[start Given data]
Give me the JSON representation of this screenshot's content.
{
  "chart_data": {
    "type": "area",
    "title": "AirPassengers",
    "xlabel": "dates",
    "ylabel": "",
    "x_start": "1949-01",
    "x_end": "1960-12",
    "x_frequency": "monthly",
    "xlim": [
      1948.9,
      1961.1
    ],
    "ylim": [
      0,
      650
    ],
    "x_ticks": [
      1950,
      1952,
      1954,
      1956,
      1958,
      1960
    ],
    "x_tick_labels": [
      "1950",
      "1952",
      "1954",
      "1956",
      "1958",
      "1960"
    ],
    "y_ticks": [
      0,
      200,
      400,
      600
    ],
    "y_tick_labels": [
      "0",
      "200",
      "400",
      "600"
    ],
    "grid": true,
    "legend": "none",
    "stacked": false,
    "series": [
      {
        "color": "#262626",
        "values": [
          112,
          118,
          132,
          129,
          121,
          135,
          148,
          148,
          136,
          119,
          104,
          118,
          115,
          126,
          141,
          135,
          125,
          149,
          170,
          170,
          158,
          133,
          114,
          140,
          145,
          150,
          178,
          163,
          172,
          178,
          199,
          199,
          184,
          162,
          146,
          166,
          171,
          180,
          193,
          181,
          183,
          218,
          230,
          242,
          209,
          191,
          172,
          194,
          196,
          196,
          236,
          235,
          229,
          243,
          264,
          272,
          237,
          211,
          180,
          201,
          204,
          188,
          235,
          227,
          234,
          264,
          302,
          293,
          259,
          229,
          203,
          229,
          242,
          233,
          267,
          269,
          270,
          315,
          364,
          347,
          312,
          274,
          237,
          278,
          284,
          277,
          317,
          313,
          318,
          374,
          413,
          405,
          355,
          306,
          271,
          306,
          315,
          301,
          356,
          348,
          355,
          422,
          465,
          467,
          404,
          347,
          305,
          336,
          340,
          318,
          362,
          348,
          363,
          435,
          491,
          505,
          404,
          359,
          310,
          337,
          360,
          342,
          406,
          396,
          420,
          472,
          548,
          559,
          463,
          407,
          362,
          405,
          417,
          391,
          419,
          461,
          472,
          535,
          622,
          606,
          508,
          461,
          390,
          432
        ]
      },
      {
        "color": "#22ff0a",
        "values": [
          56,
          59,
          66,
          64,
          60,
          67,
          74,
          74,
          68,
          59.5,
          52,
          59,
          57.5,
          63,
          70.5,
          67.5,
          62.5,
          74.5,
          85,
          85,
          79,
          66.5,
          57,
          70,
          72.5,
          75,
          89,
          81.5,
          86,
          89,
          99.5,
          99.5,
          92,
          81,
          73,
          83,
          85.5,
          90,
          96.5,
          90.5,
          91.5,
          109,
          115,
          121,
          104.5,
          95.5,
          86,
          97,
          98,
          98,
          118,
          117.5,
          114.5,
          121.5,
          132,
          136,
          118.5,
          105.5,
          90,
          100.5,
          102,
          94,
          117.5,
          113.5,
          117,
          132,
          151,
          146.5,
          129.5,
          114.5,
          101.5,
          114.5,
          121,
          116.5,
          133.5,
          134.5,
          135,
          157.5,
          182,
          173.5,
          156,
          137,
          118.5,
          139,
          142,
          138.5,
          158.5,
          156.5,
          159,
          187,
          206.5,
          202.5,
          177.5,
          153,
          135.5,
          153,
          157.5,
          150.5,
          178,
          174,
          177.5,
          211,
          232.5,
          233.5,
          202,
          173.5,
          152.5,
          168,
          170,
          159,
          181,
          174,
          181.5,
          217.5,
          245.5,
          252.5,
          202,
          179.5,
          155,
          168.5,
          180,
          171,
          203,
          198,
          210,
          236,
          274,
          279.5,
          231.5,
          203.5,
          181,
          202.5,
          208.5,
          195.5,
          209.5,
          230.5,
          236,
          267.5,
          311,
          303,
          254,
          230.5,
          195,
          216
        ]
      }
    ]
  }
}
[end Given data]
__What is asked__
Write out the data exactly as it stands.

__Reply__
Give me the JSON representation of this screenshot's content.
{
  "chart_data": {
    "type": "area",
    "title": "AirPassengers",
    "xlabel": "dates",
    "ylabel": "",
    "x_start": "1949-01",
    "x_end": "1960-12",
    "x_frequency": "monthly",
    "xlim": [
      1948.9,
      1961.1
    ],
    "ylim": [
      0,
      650
    ],
    "x_ticks": [
      1950,
      1952,
      1954,
      1956,
      1958,
      1960
    ],
    "x_tick_labels": [
      "1950",
      "1952",
      "1954",
      "1956",
      "1958",
      "1960"
    ],
    "y_ticks": [
      0,
      200,
      400,
      600
    ],
    "y_tick_labels": [
      "0",
      "200",
      "400",
      "600"
    ],
    "grid": true,
    "legend": "none",
    "stacked": false,
    "series": [
      {
        "color": "#262626",
        "values": [
          112,
          118,
          132,
          129,
          121,
          135,
          148,
          148,
          136,
          119,
          104,
          118,
          115,
          126,
          141,
          135,
          125,
          149,
          170,
          170,
          158,
          133,
          114,
          140,
          145,
          150,
          178,
          163,
          172,
          178,
          199,
          199,
          184,
          162,
          146,
          166,
          171,
          180,
          193,
          181,
          183,
          218,
          230,
          242,
          209,
          191,
          172,
          194,
          196,
          196,
          236,
          235,
          229,
          243,
          264,
          272,
          237,
          211,
          180,
          201,
          204,
          188,
          235,
          227,
          234,
          264,
          302,
          293,
          259,
          229,
          203,
          229,
          242,
          233,
          267,
          269,
          270,
          315,
          364,
          347,
          312,
          274,
          237,
          278,
          284,
          277,
          317,
          313,
          318,
          374,
          413,
          405,
          355,
          306,
          271,
          306,
          315,
          301,
          356,
          348,
          355,
          422,
          465,
          467,
          404,
          347,
          305,
          336,
          340,
          318,
          362,
          348,
          363,
          435,
          491,
          505,
          404,
          359,
          310,
          337,
          360,
          342,
          406,
          396,
          420,
          472,
          548,
          559,
          463,
          407,
          362,
          405,
          417,
          391,
          419,
          461,
          472,
          535,
          622,
          606,
          508,
          461,
          390,
          432
        ]
      },
      {
        "color": "#22ff0a",
        "values": [
          56,
          59,
          66,
          64,
          60,
          67,
          74,
          74,
          68,
          59.5,
          52,
          59,
          57.5,
          63,
          70.5,
          67.5,
          62.5,
          74.5,
          85,
          85,
          79,
          66.5,
          57,
          70,
          72.5,
          75,
          89,
          81.5,
          86,
          89,
          99.5,
          99.5,
          92,
          81,
          73,
          83,
          85.5,
          90,
          96.5,
          90.5,
          91.5,
          109,
          115,
          121,
          104.5,
          95.5,
          86,
          97,
          98,
          98,
          118,
          117.5,
          114.5,
          121.5,
          132,
          136,
          118.5,
          105.5,
          90,
          100.5,
          102,
          94,
          117.5,
          113.5,
          117,
          132,
          151,
          146.5,
          129.5,
          114.5,
          101.5,
          114.5,
          121,
          116.5,
          133.5,
          134.5,
          135,
          157.5,
          182,
          173.5,
          156,
          137,
          118.5,
          139,
          142,
          138.5,
          158.5,
          156.5,
          159,
          187,
          206.5,
          202.5,
          177.5,
          153,
          135.5,
          153,
          157.5,
          150.5,
          178,
          174,
          177.5,
          211,
          232.5,
          233.5,
          202,
          173.5,
          152.5,
          168,
          170,
          159,
          181,
          174,
          181.5,
          217.5,
          245.5,
          252.5,
          202,
          179.5,
          155,
          168.5,
          180,
          171,
          203,
          198,
          210,
          236,
          274,
          279.5,
          231.5,
          203.5,
          181,
          202.5,
          208.5,
          195.5,
          209.5,
          230.5,
          236,
          267.5,
          311,
          303,
          254,
          230.5,
          195,
          216
        ]
      }
    ]
  }
}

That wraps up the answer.